_WRITTEN REQUEST_
Comb through the entries for "text" and pull out each line that holds it.

=== STORED RECORDS ===

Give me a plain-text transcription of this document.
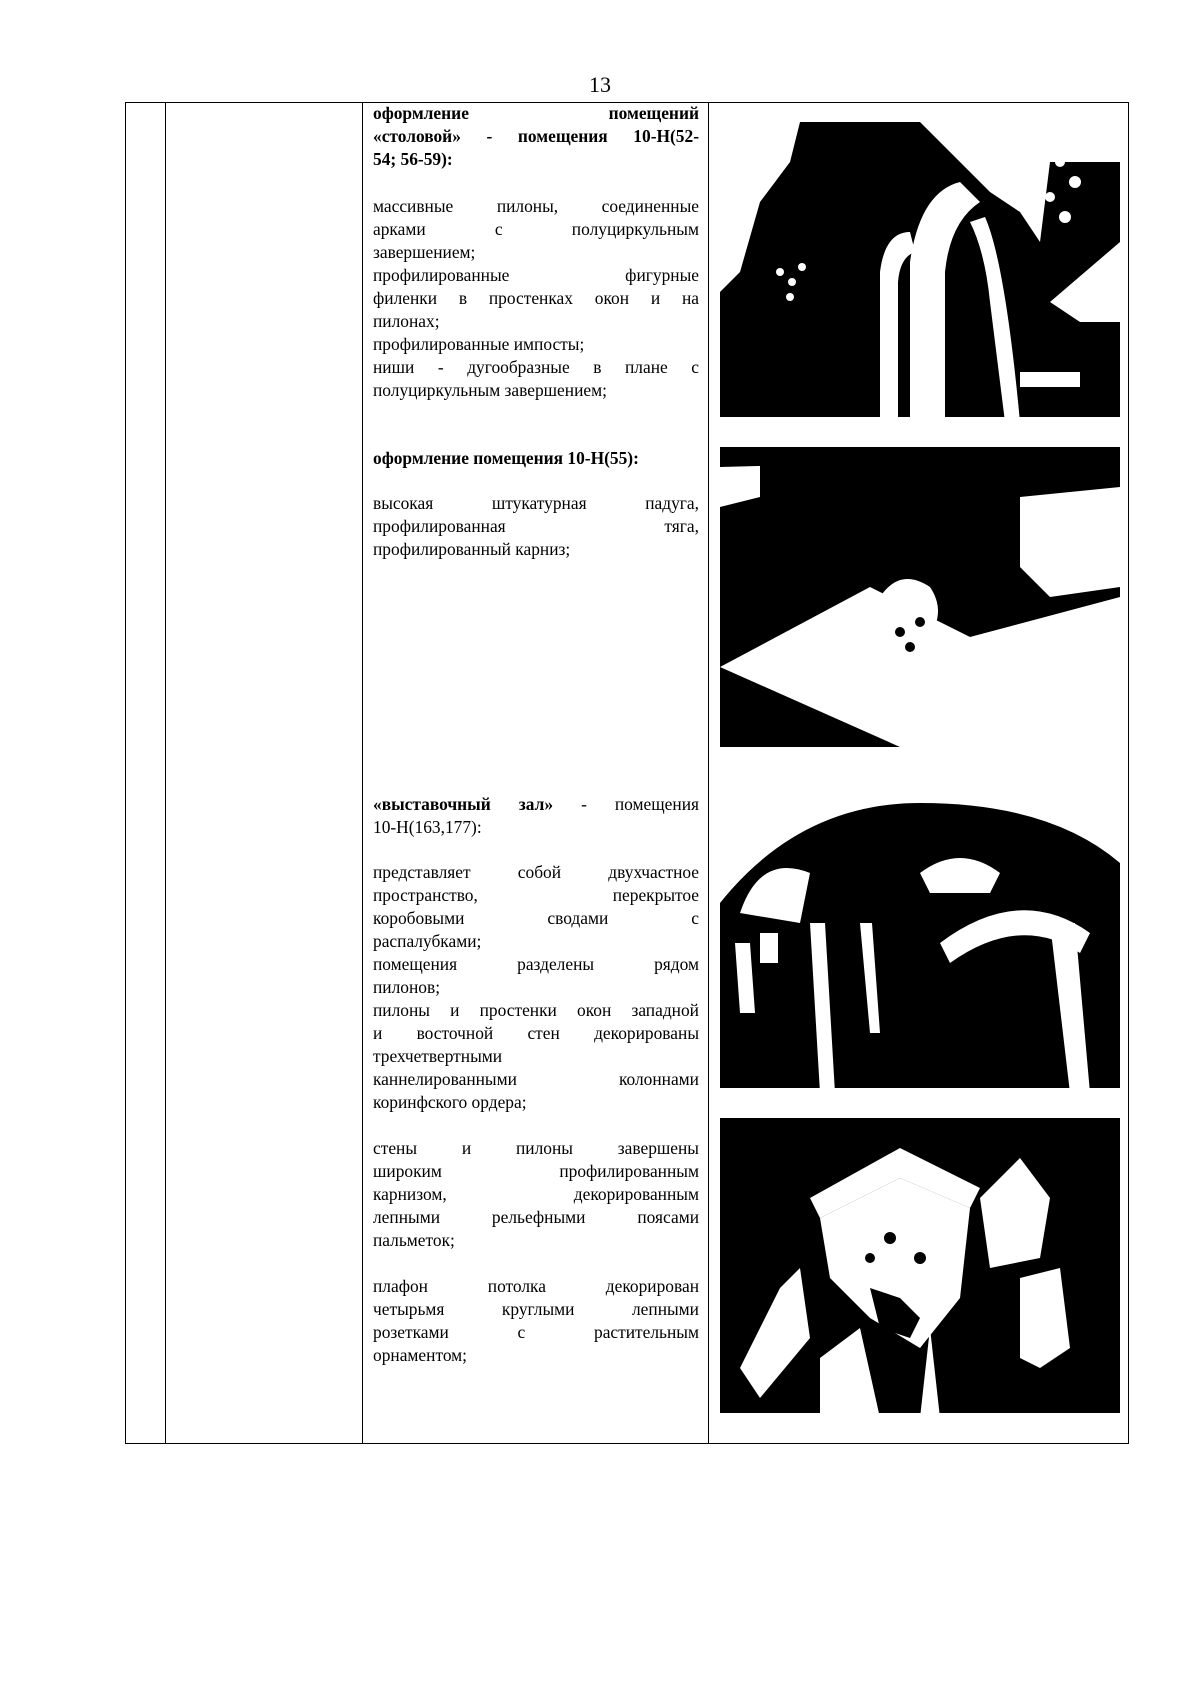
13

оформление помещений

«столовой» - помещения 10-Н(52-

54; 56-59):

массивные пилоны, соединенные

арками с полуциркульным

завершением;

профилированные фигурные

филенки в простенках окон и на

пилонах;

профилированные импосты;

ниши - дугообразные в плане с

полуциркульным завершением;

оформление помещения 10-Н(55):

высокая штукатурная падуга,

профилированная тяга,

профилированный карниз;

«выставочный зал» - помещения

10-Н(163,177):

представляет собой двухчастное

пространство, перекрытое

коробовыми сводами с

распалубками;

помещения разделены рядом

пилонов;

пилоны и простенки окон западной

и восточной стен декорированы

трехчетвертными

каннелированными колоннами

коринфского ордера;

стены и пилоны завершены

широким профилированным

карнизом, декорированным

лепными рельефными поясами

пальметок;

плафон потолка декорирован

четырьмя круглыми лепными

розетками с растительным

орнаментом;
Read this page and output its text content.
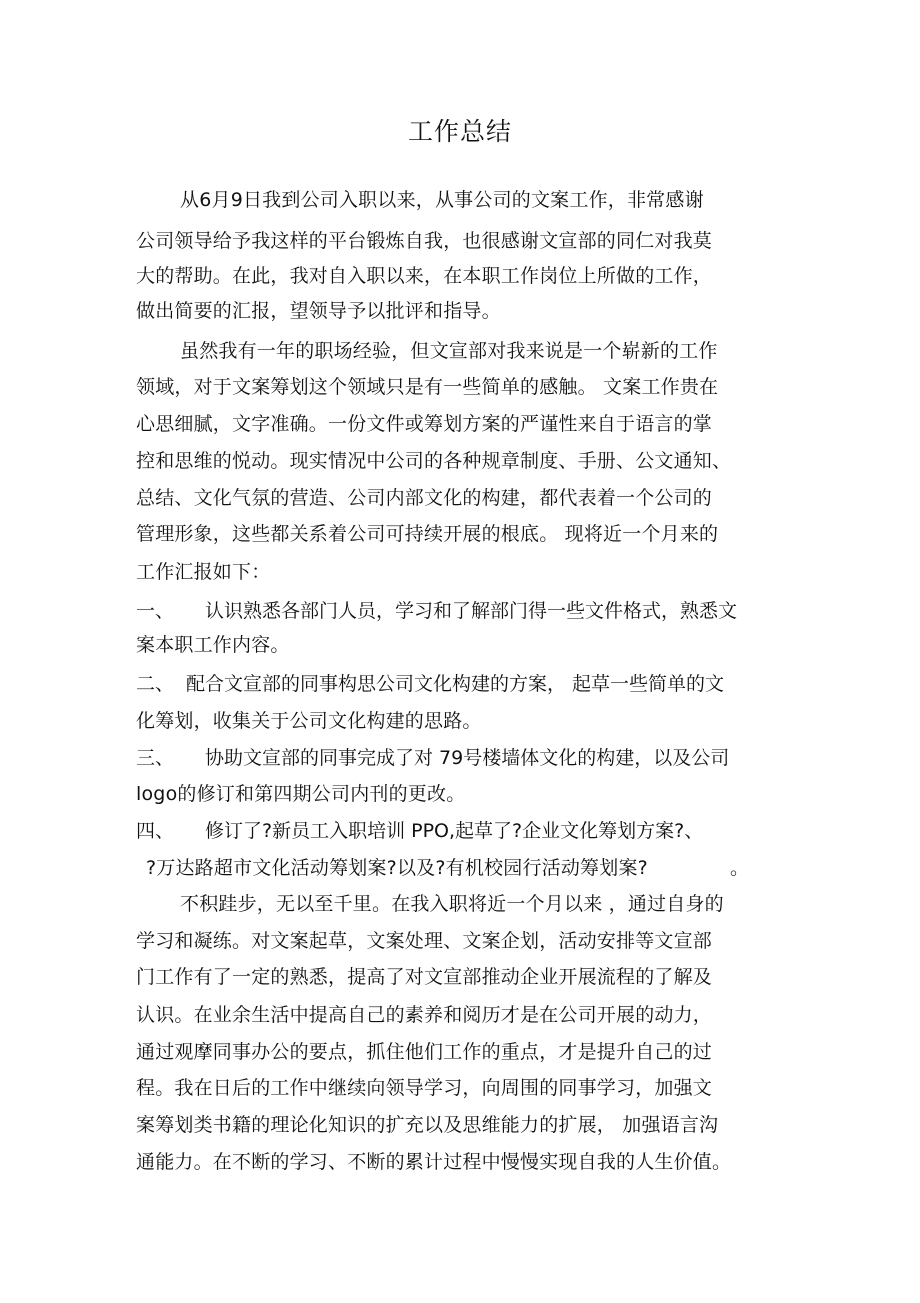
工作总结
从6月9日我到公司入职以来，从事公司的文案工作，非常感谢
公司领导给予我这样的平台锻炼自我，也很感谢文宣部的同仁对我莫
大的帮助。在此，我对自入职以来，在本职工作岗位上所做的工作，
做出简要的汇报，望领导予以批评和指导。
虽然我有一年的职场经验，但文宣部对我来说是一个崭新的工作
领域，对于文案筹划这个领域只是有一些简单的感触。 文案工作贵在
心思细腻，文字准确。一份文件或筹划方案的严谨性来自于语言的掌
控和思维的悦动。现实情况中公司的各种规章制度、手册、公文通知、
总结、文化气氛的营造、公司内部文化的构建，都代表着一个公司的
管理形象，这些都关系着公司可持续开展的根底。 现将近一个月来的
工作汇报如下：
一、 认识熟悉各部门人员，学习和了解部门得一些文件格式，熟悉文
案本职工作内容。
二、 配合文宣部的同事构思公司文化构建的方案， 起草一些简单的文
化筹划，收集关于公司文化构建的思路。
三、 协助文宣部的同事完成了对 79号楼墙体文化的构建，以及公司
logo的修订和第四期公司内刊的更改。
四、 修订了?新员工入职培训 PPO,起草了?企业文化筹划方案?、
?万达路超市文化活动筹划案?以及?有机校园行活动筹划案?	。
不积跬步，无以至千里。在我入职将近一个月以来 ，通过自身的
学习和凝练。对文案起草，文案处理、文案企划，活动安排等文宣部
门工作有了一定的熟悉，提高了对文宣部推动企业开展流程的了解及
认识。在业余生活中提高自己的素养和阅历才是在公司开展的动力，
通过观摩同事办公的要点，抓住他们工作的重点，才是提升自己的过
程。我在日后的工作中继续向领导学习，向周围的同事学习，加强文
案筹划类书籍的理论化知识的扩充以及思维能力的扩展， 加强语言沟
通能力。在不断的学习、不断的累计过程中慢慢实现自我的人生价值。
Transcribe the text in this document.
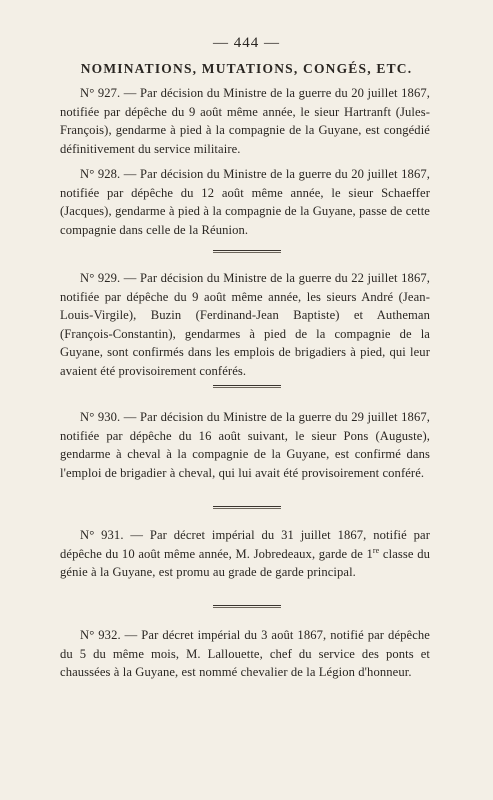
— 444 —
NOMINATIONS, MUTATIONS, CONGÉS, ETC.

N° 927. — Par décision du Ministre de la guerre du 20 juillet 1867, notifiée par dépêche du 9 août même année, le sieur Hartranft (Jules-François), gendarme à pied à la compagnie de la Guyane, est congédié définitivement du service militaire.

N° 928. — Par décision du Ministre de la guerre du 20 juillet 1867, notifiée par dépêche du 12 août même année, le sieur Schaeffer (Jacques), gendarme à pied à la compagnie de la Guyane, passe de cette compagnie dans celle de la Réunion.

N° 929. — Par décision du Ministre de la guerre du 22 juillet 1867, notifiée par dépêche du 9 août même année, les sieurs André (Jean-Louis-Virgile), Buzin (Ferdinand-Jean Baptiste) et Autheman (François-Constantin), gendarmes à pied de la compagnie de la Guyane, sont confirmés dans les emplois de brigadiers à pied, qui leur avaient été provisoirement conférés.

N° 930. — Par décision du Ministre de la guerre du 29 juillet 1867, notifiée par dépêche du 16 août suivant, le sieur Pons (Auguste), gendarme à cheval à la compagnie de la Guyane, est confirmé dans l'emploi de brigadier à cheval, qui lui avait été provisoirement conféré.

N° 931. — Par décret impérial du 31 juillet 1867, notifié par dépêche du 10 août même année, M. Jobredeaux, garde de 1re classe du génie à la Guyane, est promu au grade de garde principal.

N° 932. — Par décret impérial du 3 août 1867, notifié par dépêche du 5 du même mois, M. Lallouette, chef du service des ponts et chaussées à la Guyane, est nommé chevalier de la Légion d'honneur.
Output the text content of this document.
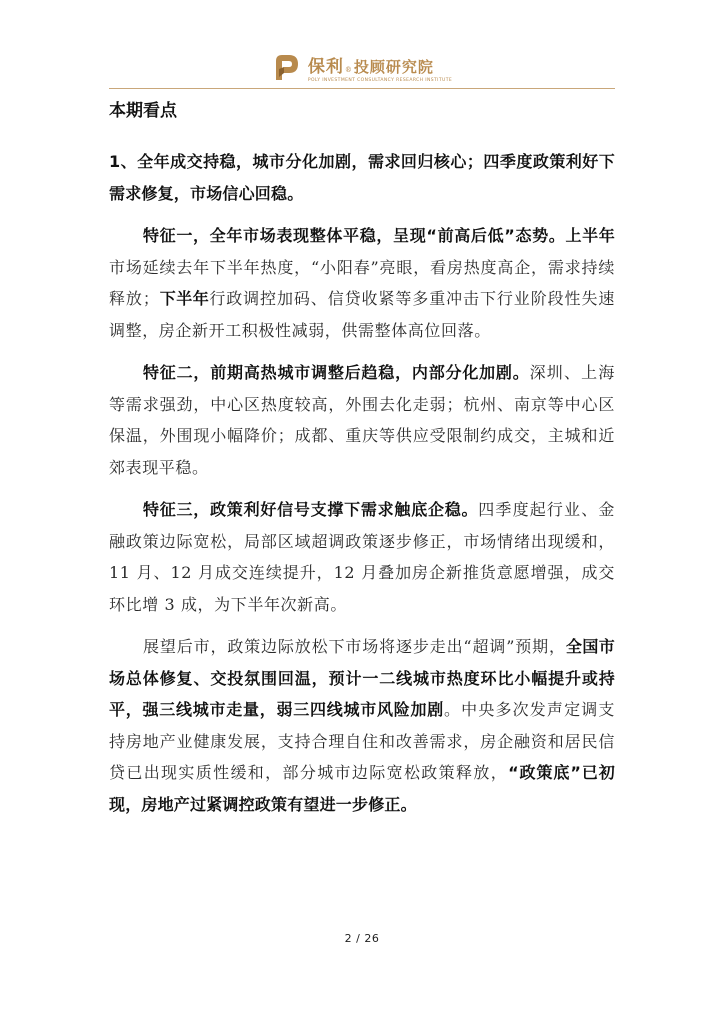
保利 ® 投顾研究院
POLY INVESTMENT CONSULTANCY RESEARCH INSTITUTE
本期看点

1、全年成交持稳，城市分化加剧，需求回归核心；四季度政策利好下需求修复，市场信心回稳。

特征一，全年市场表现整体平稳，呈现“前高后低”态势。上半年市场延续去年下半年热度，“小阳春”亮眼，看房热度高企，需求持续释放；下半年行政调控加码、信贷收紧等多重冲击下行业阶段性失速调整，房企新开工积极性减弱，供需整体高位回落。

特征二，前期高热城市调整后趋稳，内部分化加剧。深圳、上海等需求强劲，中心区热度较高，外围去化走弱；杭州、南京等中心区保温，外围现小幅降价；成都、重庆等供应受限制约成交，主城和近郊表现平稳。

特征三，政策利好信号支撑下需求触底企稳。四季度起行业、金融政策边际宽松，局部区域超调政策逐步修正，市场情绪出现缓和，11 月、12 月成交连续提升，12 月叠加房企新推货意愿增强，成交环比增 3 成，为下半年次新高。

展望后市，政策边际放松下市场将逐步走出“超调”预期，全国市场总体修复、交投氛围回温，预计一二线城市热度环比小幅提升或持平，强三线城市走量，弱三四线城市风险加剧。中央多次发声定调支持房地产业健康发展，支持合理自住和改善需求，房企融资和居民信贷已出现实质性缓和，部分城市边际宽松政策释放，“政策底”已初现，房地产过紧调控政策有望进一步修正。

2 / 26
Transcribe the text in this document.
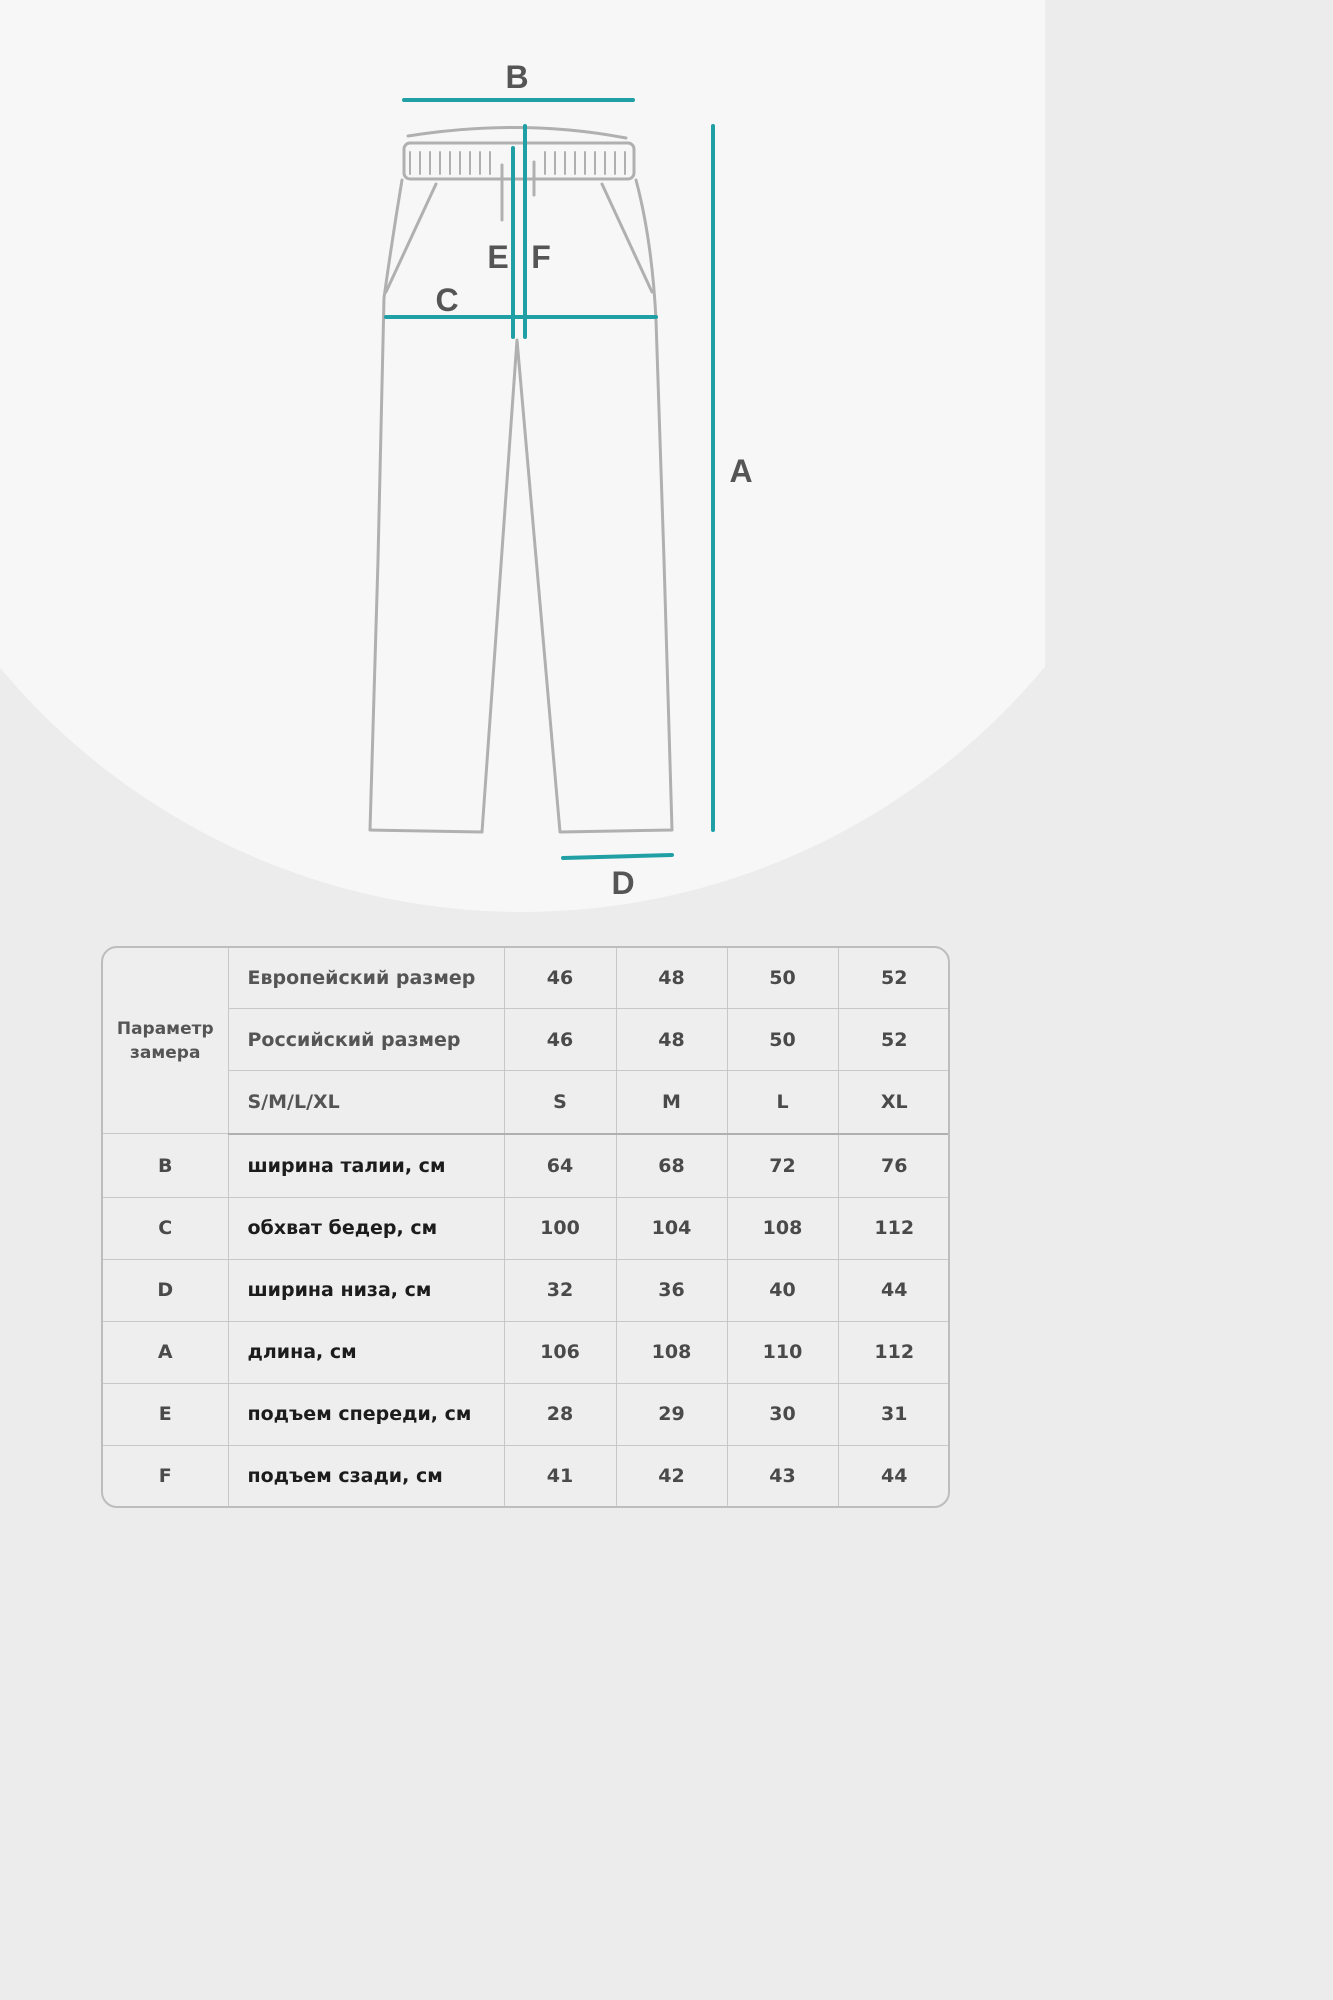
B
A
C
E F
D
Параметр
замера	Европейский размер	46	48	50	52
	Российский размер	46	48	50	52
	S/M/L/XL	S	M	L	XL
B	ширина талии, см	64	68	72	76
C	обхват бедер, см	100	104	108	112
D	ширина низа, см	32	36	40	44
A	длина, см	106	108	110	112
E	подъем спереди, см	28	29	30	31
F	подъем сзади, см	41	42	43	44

===

_TASK OUTPUT_
Give me a plain-text transcription of this document.
Read this page and output its text content.
Transcribe the text in this document.
Output the text content of this document.
Transcribe the text in this document.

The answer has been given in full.